• _Given request_
All of the data below should be written out exactly.

• _Items_
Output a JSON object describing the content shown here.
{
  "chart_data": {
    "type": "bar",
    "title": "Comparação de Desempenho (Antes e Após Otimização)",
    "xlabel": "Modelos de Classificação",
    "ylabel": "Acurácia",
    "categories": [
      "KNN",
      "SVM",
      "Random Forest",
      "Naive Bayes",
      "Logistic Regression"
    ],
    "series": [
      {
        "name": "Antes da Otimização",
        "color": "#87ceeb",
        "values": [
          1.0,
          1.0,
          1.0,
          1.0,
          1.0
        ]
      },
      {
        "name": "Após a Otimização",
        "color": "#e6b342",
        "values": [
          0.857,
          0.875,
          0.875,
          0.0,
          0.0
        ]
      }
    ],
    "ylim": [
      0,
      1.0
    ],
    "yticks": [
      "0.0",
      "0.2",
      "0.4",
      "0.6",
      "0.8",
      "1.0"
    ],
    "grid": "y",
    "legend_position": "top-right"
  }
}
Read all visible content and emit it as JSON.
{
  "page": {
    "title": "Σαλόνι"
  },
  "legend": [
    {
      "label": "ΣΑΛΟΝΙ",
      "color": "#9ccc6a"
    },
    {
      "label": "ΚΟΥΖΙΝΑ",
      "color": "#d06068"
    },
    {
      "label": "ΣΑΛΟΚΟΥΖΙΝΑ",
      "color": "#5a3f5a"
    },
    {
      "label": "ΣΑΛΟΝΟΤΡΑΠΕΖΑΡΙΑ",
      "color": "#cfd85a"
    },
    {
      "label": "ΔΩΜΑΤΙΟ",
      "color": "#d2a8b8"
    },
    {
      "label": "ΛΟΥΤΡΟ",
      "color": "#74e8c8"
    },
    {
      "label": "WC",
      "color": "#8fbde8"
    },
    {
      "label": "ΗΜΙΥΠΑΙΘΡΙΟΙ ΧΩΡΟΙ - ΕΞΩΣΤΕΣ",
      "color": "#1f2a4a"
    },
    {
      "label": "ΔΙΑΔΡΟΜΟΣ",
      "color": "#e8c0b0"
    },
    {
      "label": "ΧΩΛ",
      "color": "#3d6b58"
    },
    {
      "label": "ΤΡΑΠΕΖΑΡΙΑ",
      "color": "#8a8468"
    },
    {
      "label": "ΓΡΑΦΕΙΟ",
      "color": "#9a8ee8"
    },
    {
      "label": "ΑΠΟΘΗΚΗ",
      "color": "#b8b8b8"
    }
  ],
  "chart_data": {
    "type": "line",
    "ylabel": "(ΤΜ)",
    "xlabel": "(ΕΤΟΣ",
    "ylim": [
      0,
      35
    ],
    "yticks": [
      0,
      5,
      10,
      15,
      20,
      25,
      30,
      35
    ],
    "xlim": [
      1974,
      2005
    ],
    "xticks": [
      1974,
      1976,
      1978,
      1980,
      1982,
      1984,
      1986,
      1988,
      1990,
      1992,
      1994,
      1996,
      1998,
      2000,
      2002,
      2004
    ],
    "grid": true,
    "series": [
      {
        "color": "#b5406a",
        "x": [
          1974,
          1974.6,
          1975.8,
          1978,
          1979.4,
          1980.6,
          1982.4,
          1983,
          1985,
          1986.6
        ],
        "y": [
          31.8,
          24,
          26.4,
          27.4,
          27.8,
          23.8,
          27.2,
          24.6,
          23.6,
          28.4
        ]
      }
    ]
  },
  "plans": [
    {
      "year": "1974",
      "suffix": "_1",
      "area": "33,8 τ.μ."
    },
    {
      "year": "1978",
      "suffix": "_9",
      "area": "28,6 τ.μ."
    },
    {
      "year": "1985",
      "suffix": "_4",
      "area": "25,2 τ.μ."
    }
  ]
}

• _Answer to this problem_
Output a JSON object describing the content shown here.
{
  "chart_data": {
    "type": "bar",
    "title": "Comparação de Desempenho (Antes e Após Otimização)",
    "xlabel": "Modelos de Classificação",
    "ylabel": "Acurácia",
    "categories": [
      "KNN",
      "SVM",
      "Random Forest",
      "Naive Bayes",
      "Logistic Regression"
    ],
    "series": [
      {
        "name": "Antes da Otimização",
        "color": "#87ceeb",
        "values": [
          1.0,
          1.0,
          1.0,
          1.0,
          1.0
        ]
      },
      {
        "name": "Após a Otimização",
        "color": "#e6b342",
        "values": [
          0.857,
          0.875,
          0.875,
          0.0,
          0.0
        ]
      }
    ],
    "ylim": [
      0,
      1.0
    ],
    "yticks": [
      "0.0",
      "0.2",
      "0.4",
      "0.6",
      "0.8",
      "1.0"
    ],
    "grid": "y",
    "legend_position": "top-right"
  }
}
Read all visible content and emit it as JSON.
{
  "page": {
    "title": "Σαλόνι"
  },
  "legend": [
    {
      "label": "ΣΑΛΟΝΙ",
      "color": "#9ccc6a"
    },
    {
      "label": "ΚΟΥΖΙΝΑ",
      "color": "#d06068"
    },
    {
      "label": "ΣΑΛΟΚΟΥΖΙΝΑ",
      "color": "#5a3f5a"
    },
    {
      "label": "ΣΑΛΟΝΟΤΡΑΠΕΖΑΡΙΑ",
      "color": "#cfd85a"
    },
    {
      "label": "ΔΩΜΑΤΙΟ",
      "color": "#d2a8b8"
    },
    {
      "label": "ΛΟΥΤΡΟ",
      "color": "#74e8c8"
    },
    {
      "label": "WC",
      "color": "#8fbde8"
    },
    {
      "label": "ΗΜΙΥΠΑΙΘΡΙΟΙ ΧΩΡΟΙ - ΕΞΩΣΤΕΣ",
      "color": "#1f2a4a"
    },
    {
      "label": "ΔΙΑΔΡΟΜΟΣ",
      "color": "#e8c0b0"
    },
    {
      "label": "ΧΩΛ",
      "color": "#3d6b58"
    },
    {
      "label": "ΤΡΑΠΕΖΑΡΙΑ",
      "color": "#8a8468"
    },
    {
      "label": "ΓΡΑΦΕΙΟ",
      "color": "#9a8ee8"
    },
    {
      "label": "ΑΠΟΘΗΚΗ",
      "color": "#b8b8b8"
    }
  ],
  "chart_data": {
    "type": "line",
    "ylabel": "(ΤΜ)",
    "xlabel": "(ΕΤΟΣ",
    "ylim": [
      0,
      35
    ],
    "yticks": [
      0,
      5,
      10,
      15,
      20,
      25,
      30,
      35
    ],
    "xlim": [
      1974,
      2005
    ],
    "xticks": [
      1974,
      1976,
      1978,
      1980,
      1982,
      1984,
      1986,
      1988,
      1990,
      1992,
      1994,
      1996,
      1998,
      2000,
      2002,
      2004
    ],
    "grid": true,
    "series": [
      {
        "color": "#b5406a",
        "x": [
          1974,
          1974.6,
          1975.8,
          1978,
          1979.4,
          1980.6,
          1982.4,
          1983,
          1985,
          1986.6
        ],
        "y": [
          31.8,
          24,
          26.4,
          27.4,
          27.8,
          23.8,
          27.2,
          24.6,
          23.6,
          28.4
        ]
      }
    ]
  },
  "plans": [
    {
      "year": "1974",
      "suffix": "_1",
      "area": "33,8 τ.μ."
    },
    {
      "year": "1978",
      "suffix": "_9",
      "area": "28,6 τ.μ."
    },
    {
      "year": "1985",
      "suffix": "_4",
      "area": "25,2 τ.μ."
    }
  ]
}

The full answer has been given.